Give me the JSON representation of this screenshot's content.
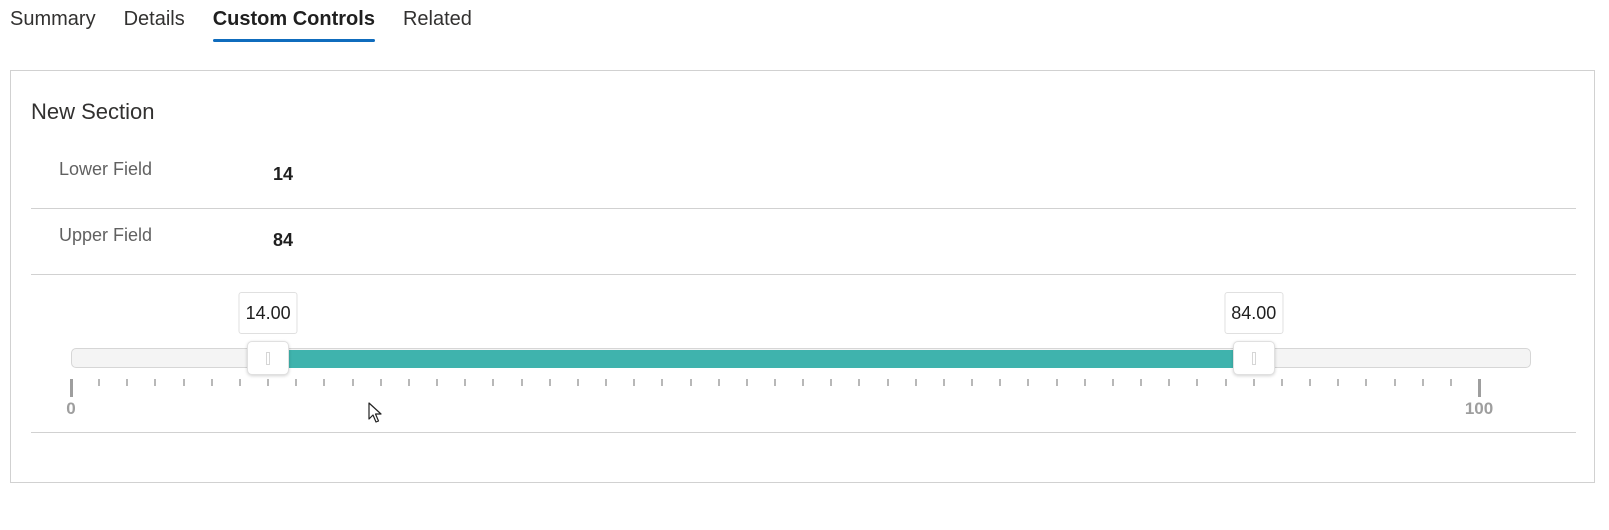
{
  "tabs": [
    {
      "label": "Summary",
      "active": false
    },
    {
      "label": "Details",
      "active": false
    },
    {
      "label": "Custom Controls",
      "active": true
    },
    {
      "label": "Related",
      "active": false
    }
  ],
  "section": {
    "title": "New Section",
    "fields": [
      {
        "label": "Lower Field",
        "value": "14"
      },
      {
        "label": "Upper Field",
        "value": "84"
      }
    ]
  },
  "range_slider": {
    "min": 0,
    "max": 100,
    "lower": 14,
    "upper": 84,
    "lower_display": "14.00",
    "upper_display": "84.00",
    "min_label": "0",
    "max_label": "100",
    "tick_count": 51,
    "fill_color": "#3fb3ad"
  },
  "colors": {
    "accent": "#0f6cbd",
    "range_fill": "#3fb3ad"
  },
  "icons": {
    "cursor": "mouse-pointer-icon"
  }
}
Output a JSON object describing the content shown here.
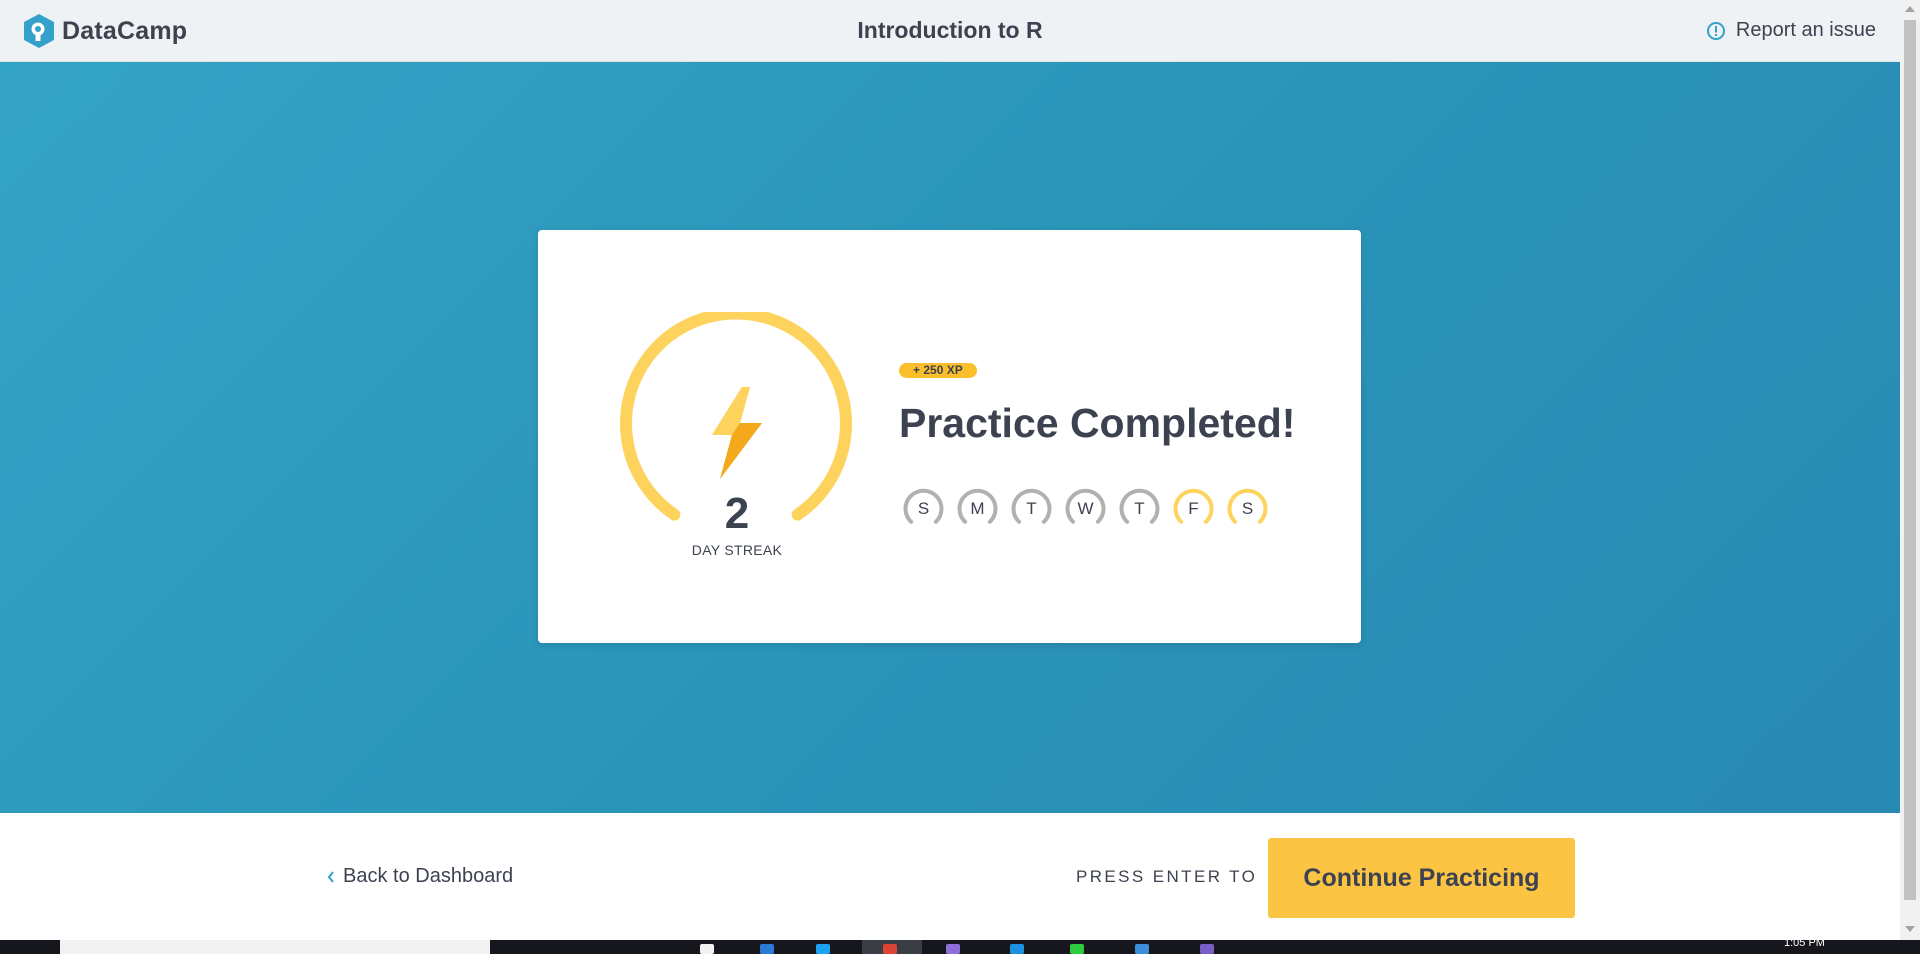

-------

● **TASK DESCRIPTION**: Using the data above, print every line exactly, omitting pictures.

● **EXERCISE RESPONSE**:
Give me the JSON representation of this screenshot's content.
{
  "tabs": [
    {
      "label": "Summary",
      "active": false
    },
    {
      "label": "Details",
      "active": false
    },
    {
      "label": "Custom Controls",
      "active": true
    },
    {
      "label": "Related",
      "active": false
    }
  ],
  "section": {
    "title": "New Section",
    "fields": [
      {
        "label": "Lower Field",
        "value": "14"
      },
      {
        "label": "Upper Field",
        "value": "84"
      }
    ]
  },
  "range_slider": {
    "min": 0,
    "max": 100,
    "lower": 14,
    "upper": 84,
    "lower_display": "14.00",
    "upper_display": "84.00",
    "min_label": "0",
    "max_label": "100",
    "tick_count": 51,
    "fill_color": "#3fb3ad"
  },
  "colors": {
    "accent": "#0f6cbd",
    "range_fill": "#3fb3ad"
  },
  "icons": {
    "cursor": "mouse-pointer-icon"
  }
}
Output a JSON object describing the content shown here.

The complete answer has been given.